*Task*
Copy each line below without leaving any out.

*Input material*
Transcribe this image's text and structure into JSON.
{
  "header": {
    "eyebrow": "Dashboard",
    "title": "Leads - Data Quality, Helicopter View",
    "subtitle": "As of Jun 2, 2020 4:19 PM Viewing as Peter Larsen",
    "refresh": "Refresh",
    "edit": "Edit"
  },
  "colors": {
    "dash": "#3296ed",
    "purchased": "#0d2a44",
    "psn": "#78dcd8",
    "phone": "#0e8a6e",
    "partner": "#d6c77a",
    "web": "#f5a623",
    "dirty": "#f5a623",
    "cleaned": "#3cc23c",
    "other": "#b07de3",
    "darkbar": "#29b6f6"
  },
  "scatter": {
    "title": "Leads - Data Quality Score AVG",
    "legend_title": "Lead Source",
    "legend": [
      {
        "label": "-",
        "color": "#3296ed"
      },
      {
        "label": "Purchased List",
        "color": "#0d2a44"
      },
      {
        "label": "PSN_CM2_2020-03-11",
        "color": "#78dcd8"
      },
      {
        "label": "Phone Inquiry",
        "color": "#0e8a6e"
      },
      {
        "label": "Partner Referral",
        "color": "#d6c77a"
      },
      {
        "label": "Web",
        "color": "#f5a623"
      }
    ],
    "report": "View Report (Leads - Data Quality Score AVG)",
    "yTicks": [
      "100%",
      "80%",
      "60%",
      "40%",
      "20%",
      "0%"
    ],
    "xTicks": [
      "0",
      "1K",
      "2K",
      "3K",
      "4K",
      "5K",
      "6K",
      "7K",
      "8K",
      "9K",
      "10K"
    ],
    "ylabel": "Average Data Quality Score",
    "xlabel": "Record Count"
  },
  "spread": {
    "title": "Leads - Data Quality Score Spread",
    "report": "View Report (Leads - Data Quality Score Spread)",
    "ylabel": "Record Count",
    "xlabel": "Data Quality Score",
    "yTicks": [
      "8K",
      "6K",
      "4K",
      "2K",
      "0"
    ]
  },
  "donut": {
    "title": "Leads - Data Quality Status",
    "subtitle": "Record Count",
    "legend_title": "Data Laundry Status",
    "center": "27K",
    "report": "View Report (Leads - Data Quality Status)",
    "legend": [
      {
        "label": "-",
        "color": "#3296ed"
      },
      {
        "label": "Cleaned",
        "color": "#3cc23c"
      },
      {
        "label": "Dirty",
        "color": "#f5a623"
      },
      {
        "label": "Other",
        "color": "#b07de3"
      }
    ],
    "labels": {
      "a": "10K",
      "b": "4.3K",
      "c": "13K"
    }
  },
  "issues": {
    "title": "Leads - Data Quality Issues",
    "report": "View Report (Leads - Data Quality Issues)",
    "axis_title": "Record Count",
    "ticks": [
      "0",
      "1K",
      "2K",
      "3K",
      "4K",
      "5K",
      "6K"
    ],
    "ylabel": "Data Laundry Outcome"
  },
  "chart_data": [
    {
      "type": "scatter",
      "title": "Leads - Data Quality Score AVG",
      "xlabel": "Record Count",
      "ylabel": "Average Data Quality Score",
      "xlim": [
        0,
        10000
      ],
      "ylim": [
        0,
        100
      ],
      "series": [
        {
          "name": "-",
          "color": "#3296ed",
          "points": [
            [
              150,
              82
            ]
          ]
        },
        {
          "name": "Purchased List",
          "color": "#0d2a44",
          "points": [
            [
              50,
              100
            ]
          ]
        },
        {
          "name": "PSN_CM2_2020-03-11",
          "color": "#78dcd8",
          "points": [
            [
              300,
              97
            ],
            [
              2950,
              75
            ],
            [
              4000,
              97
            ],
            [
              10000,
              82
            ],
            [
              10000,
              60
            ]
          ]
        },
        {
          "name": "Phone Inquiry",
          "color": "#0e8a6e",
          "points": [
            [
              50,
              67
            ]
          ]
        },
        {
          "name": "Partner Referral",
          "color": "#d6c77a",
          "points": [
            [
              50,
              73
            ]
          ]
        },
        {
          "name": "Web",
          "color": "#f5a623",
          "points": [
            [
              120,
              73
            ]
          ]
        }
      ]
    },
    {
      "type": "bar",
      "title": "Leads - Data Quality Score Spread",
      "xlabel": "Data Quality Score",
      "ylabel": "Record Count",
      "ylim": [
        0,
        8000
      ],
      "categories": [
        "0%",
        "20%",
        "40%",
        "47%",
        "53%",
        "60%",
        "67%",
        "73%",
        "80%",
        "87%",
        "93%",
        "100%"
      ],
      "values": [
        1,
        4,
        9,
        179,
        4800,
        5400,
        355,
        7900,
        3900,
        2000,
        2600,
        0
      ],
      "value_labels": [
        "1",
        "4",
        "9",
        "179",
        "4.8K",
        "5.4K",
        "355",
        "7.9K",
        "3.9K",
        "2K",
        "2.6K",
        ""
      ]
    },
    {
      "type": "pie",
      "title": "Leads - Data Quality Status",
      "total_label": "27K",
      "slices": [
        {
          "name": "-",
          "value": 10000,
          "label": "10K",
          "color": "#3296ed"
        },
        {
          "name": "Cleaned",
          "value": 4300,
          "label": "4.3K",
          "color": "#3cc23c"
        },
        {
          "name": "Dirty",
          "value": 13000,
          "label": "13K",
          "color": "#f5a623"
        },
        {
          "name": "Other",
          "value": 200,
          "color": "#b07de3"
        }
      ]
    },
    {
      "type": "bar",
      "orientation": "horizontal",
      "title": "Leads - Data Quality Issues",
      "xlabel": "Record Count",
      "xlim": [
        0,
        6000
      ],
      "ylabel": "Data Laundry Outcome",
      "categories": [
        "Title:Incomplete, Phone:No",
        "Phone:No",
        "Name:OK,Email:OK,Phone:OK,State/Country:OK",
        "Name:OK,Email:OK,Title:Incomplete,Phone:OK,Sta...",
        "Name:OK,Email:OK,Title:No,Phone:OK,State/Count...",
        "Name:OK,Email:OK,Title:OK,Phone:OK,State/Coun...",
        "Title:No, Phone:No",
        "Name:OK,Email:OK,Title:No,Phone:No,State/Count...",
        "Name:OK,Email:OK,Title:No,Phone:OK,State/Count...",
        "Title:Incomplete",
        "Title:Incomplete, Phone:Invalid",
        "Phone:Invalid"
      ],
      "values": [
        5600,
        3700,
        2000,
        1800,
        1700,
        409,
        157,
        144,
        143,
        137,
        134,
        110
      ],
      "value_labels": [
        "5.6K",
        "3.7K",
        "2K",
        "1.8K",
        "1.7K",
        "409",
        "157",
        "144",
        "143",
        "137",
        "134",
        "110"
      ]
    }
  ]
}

*Answer for the task*
Transcribe this image's text and structure into JSON.
{
  "header": {
    "eyebrow": "Dashboard",
    "title": "Leads - Data Quality, Helicopter View",
    "subtitle": "As of Jun 2, 2020 4:19 PM Viewing as Peter Larsen",
    "refresh": "Refresh",
    "edit": "Edit"
  },
  "colors": {
    "dash": "#3296ed",
    "purchased": "#0d2a44",
    "psn": "#78dcd8",
    "phone": "#0e8a6e",
    "partner": "#d6c77a",
    "web": "#f5a623",
    "dirty": "#f5a623",
    "cleaned": "#3cc23c",
    "other": "#b07de3",
    "darkbar": "#29b6f6"
  },
  "scatter": {
    "title": "Leads - Data Quality Score AVG",
    "legend_title": "Lead Source",
    "legend": [
      {
        "label": "-",
        "color": "#3296ed"
      },
      {
        "label": "Purchased List",
        "color": "#0d2a44"
      },
      {
        "label": "PSN_CM2_2020-03-11",
        "color": "#78dcd8"
      },
      {
        "label": "Phone Inquiry",
        "color": "#0e8a6e"
      },
      {
        "label": "Partner Referral",
        "color": "#d6c77a"
      },
      {
        "label": "Web",
        "color": "#f5a623"
      }
    ],
    "report": "View Report (Leads - Data Quality Score AVG)",
    "yTicks": [
      "100%",
      "80%",
      "60%",
      "40%",
      "20%",
      "0%"
    ],
    "xTicks": [
      "0",
      "1K",
      "2K",
      "3K",
      "4K",
      "5K",
      "6K",
      "7K",
      "8K",
      "9K",
      "10K"
    ],
    "ylabel": "Average Data Quality Score",
    "xlabel": "Record Count"
  },
  "spread": {
    "title": "Leads - Data Quality Score Spread",
    "report": "View Report (Leads - Data Quality Score Spread)",
    "ylabel": "Record Count",
    "xlabel": "Data Quality Score",
    "yTicks": [
      "8K",
      "6K",
      "4K",
      "2K",
      "0"
    ]
  },
  "donut": {
    "title": "Leads - Data Quality Status",
    "subtitle": "Record Count",
    "legend_title": "Data Laundry Status",
    "center": "27K",
    "report": "View Report (Leads - Data Quality Status)",
    "legend": [
      {
        "label": "-",
        "color": "#3296ed"
      },
      {
        "label": "Cleaned",
        "color": "#3cc23c"
      },
      {
        "label": "Dirty",
        "color": "#f5a623"
      },
      {
        "label": "Other",
        "color": "#b07de3"
      }
    ],
    "labels": {
      "a": "10K",
      "b": "4.3K",
      "c": "13K"
    }
  },
  "issues": {
    "title": "Leads - Data Quality Issues",
    "report": "View Report (Leads - Data Quality Issues)",
    "axis_title": "Record Count",
    "ticks": [
      "0",
      "1K",
      "2K",
      "3K",
      "4K",
      "5K",
      "6K"
    ],
    "ylabel": "Data Laundry Outcome"
  },
  "chart_data": [
    {
      "type": "scatter",
      "title": "Leads - Data Quality Score AVG",
      "xlabel": "Record Count",
      "ylabel": "Average Data Quality Score",
      "xlim": [
        0,
        10000
      ],
      "ylim": [
        0,
        100
      ],
      "series": [
        {
          "name": "-",
          "color": "#3296ed",
          "points": [
            [
              150,
              82
            ]
          ]
        },
        {
          "name": "Purchased List",
          "color": "#0d2a44",
          "points": [
            [
              50,
              100
            ]
          ]
        },
        {
          "name": "PSN_CM2_2020-03-11",
          "color": "#78dcd8",
          "points": [
            [
              300,
              97
            ],
            [
              2950,
              75
            ],
            [
              4000,
              97
            ],
            [
              10000,
              82
            ],
            [
              10000,
              60
            ]
          ]
        },
        {
          "name": "Phone Inquiry",
          "color": "#0e8a6e",
          "points": [
            [
              50,
              67
            ]
          ]
        },
        {
          "name": "Partner Referral",
          "color": "#d6c77a",
          "points": [
            [
              50,
              73
            ]
          ]
        },
        {
          "name": "Web",
          "color": "#f5a623",
          "points": [
            [
              120,
              73
            ]
          ]
        }
      ]
    },
    {
      "type": "bar",
      "title": "Leads - Data Quality Score Spread",
      "xlabel": "Data Quality Score",
      "ylabel": "Record Count",
      "ylim": [
        0,
        8000
      ],
      "categories": [
        "0%",
        "20%",
        "40%",
        "47%",
        "53%",
        "60%",
        "67%",
        "73%",
        "80%",
        "87%",
        "93%",
        "100%"
      ],
      "values": [
        1,
        4,
        9,
        179,
        4800,
        5400,
        355,
        7900,
        3900,
        2000,
        2600,
        0
      ],
      "value_labels": [
        "1",
        "4",
        "9",
        "179",
        "4.8K",
        "5.4K",
        "355",
        "7.9K",
        "3.9K",
        "2K",
        "2.6K",
        ""
      ]
    },
    {
      "type": "pie",
      "title": "Leads - Data Quality Status",
      "total_label": "27K",
      "slices": [
        {
          "name": "-",
          "value": 10000,
          "label": "10K",
          "color": "#3296ed"
        },
        {
          "name": "Cleaned",
          "value": 4300,
          "label": "4.3K",
          "color": "#3cc23c"
        },
        {
          "name": "Dirty",
          "value": 13000,
          "label": "13K",
          "color": "#f5a623"
        },
        {
          "name": "Other",
          "value": 200,
          "color": "#b07de3"
        }
      ]
    },
    {
      "type": "bar",
      "orientation": "horizontal",
      "title": "Leads - Data Quality Issues",
      "xlabel": "Record Count",
      "xlim": [
        0,
        6000
      ],
      "ylabel": "Data Laundry Outcome",
      "categories": [
        "Title:Incomplete, Phone:No",
        "Phone:No",
        "Name:OK,Email:OK,Phone:OK,State/Country:OK",
        "Name:OK,Email:OK,Title:Incomplete,Phone:OK,Sta...",
        "Name:OK,Email:OK,Title:No,Phone:OK,State/Count...",
        "Name:OK,Email:OK,Title:OK,Phone:OK,State/Coun...",
        "Title:No, Phone:No",
        "Name:OK,Email:OK,Title:No,Phone:No,State/Count...",
        "Name:OK,Email:OK,Title:No,Phone:OK,State/Count...",
        "Title:Incomplete",
        "Title:Incomplete, Phone:Invalid",
        "Phone:Invalid"
      ],
      "values": [
        5600,
        3700,
        2000,
        1800,
        1700,
        409,
        157,
        144,
        143,
        137,
        134,
        110
      ],
      "value_labels": [
        "5.6K",
        "3.7K",
        "2K",
        "1.8K",
        "1.7K",
        "409",
        "157",
        "144",
        "143",
        "137",
        "134",
        "110"
      ]
    }
  ]
}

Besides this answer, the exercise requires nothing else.